§ **SHORT EXERCISE**
Pull out each line of the data that includes the word "sifatida".

** begin EXCERPTED RECORDS **

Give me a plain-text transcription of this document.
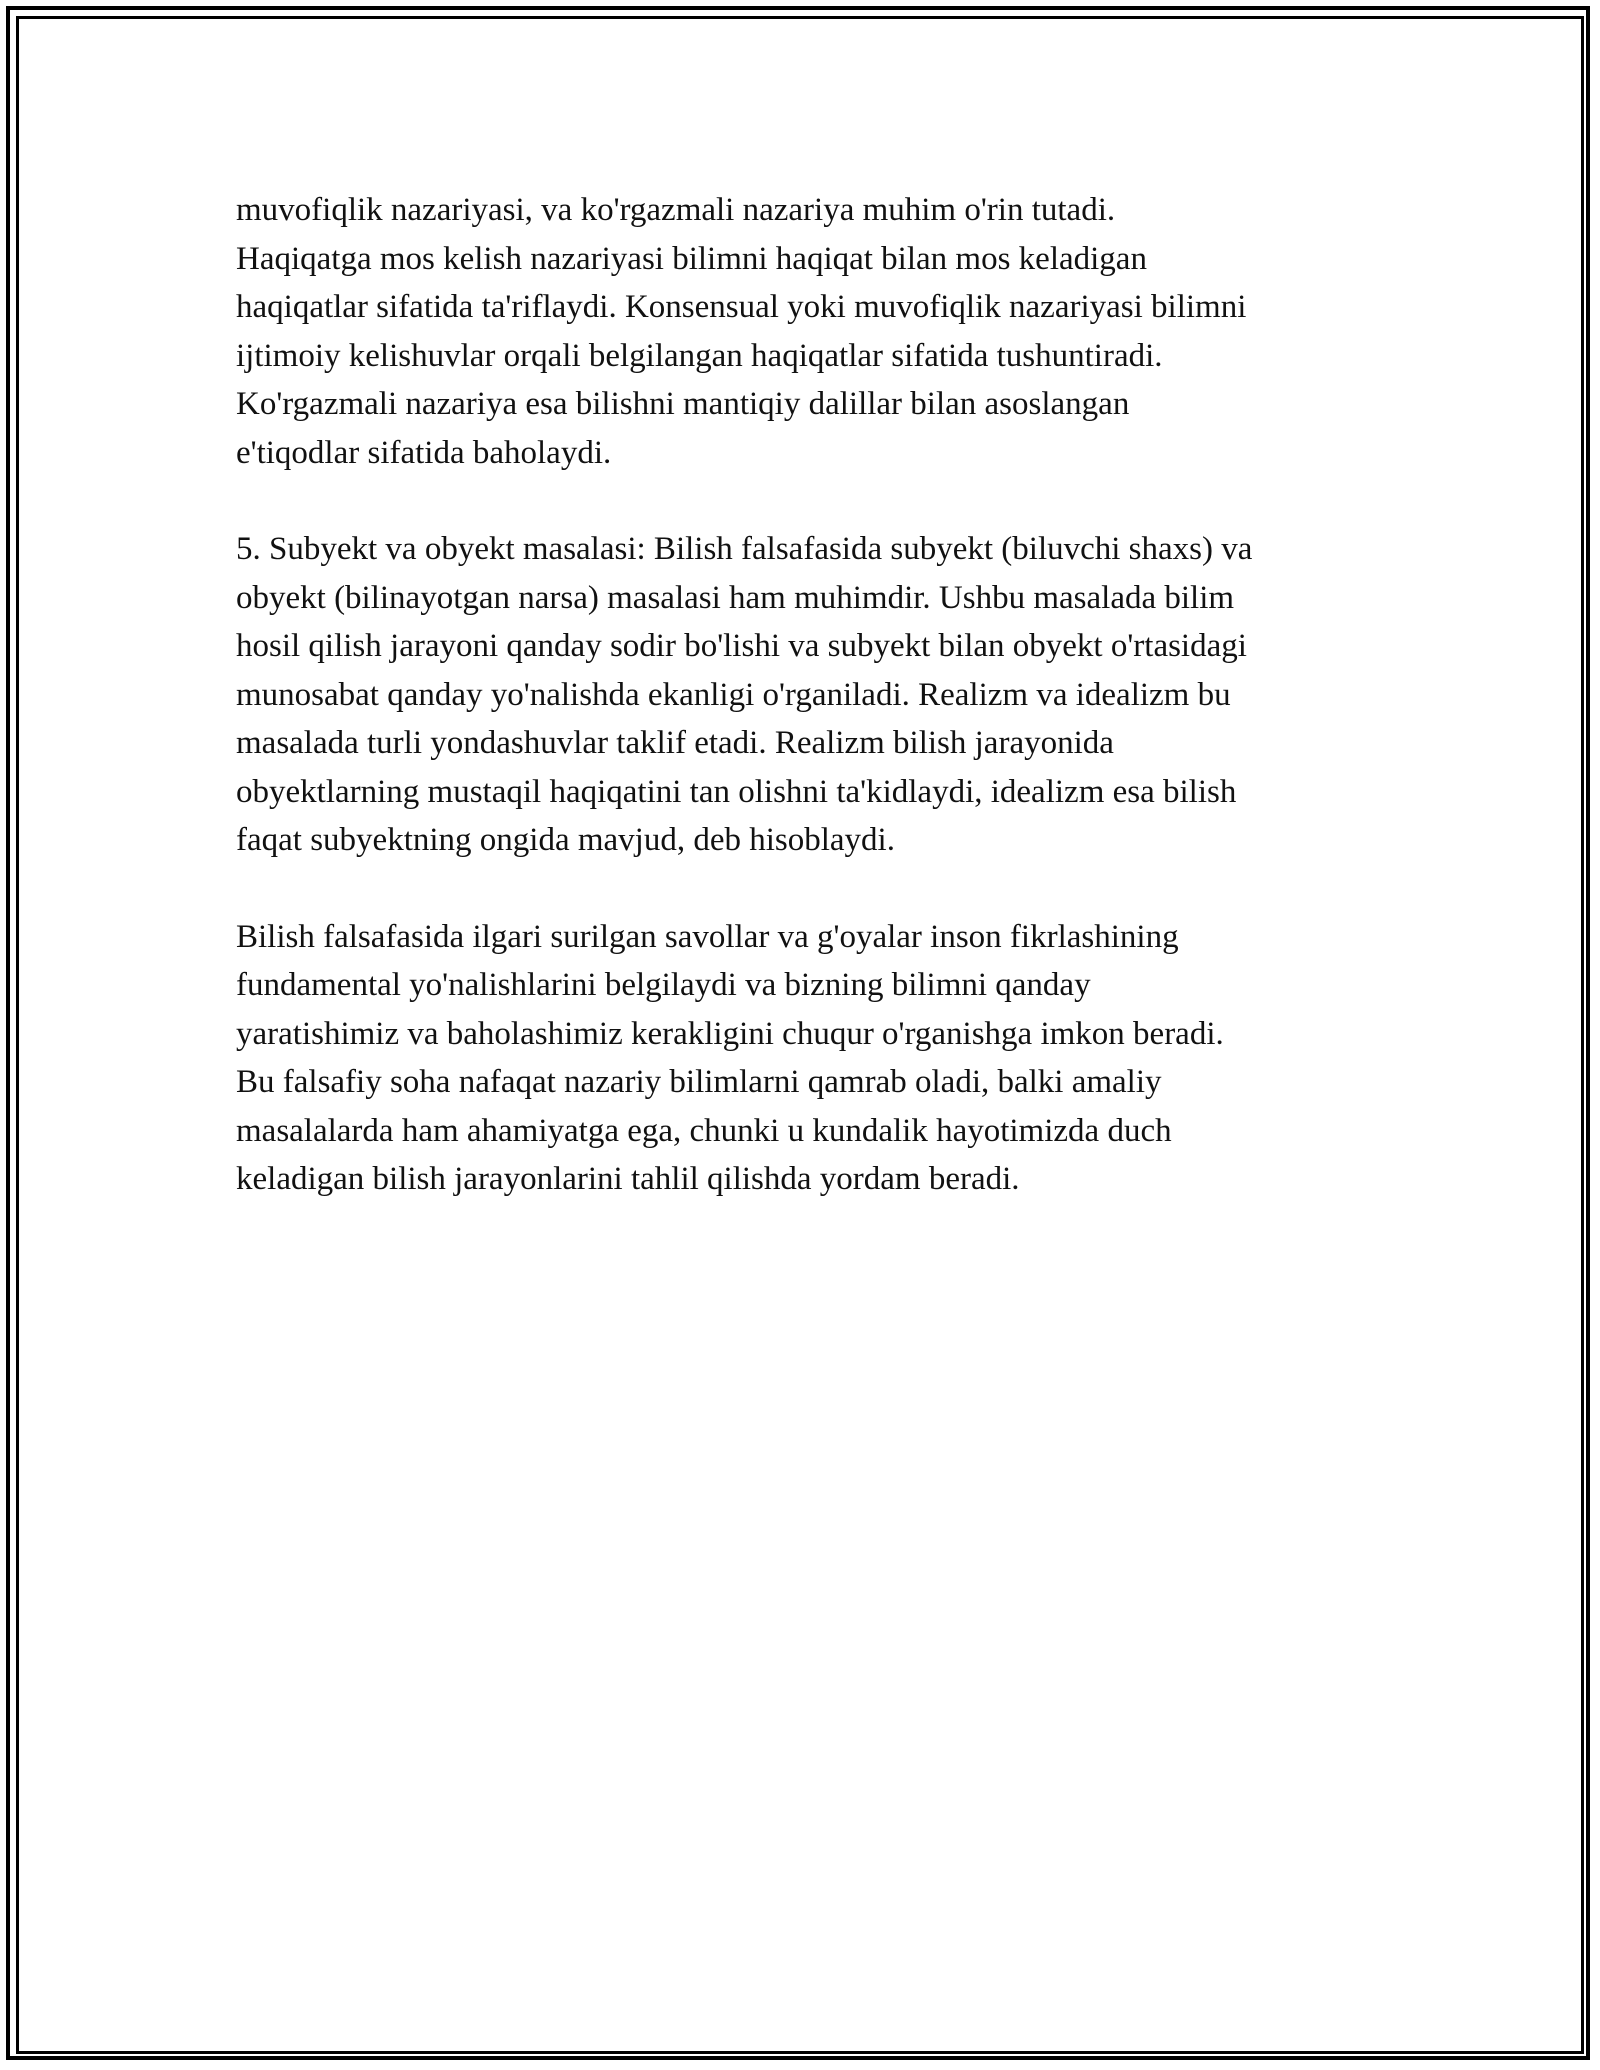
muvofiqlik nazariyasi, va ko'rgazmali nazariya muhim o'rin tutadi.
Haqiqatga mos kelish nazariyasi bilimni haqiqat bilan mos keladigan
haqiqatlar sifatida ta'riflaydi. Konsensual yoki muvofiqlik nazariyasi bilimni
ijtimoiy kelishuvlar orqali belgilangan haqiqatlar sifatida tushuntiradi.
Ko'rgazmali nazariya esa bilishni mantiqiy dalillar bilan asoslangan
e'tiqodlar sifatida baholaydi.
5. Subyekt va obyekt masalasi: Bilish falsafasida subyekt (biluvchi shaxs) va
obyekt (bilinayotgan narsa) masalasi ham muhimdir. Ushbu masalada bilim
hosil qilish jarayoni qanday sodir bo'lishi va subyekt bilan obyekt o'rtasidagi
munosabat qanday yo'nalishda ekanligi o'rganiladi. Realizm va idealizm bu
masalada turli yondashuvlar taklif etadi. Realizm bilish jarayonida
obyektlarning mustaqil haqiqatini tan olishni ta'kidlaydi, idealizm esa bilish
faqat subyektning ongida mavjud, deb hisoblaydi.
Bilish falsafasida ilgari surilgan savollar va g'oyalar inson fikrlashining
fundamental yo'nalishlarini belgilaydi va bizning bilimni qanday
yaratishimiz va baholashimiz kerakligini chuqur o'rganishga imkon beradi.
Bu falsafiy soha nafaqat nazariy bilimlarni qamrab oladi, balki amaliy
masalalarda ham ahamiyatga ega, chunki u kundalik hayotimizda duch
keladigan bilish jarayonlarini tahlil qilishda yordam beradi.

** end EXCERPTED RECORDS **

§ **COMPLETED EXERCISE**
haqiqatlar sifatida ta'riflaydi. Konsensual yoki muvofiqlik nazariyasi bilimni
ijtimoiy kelishuvlar orqali belgilangan haqiqatlar sifatida tushuntiradi.
e'tiqodlar sifatida baholaydi.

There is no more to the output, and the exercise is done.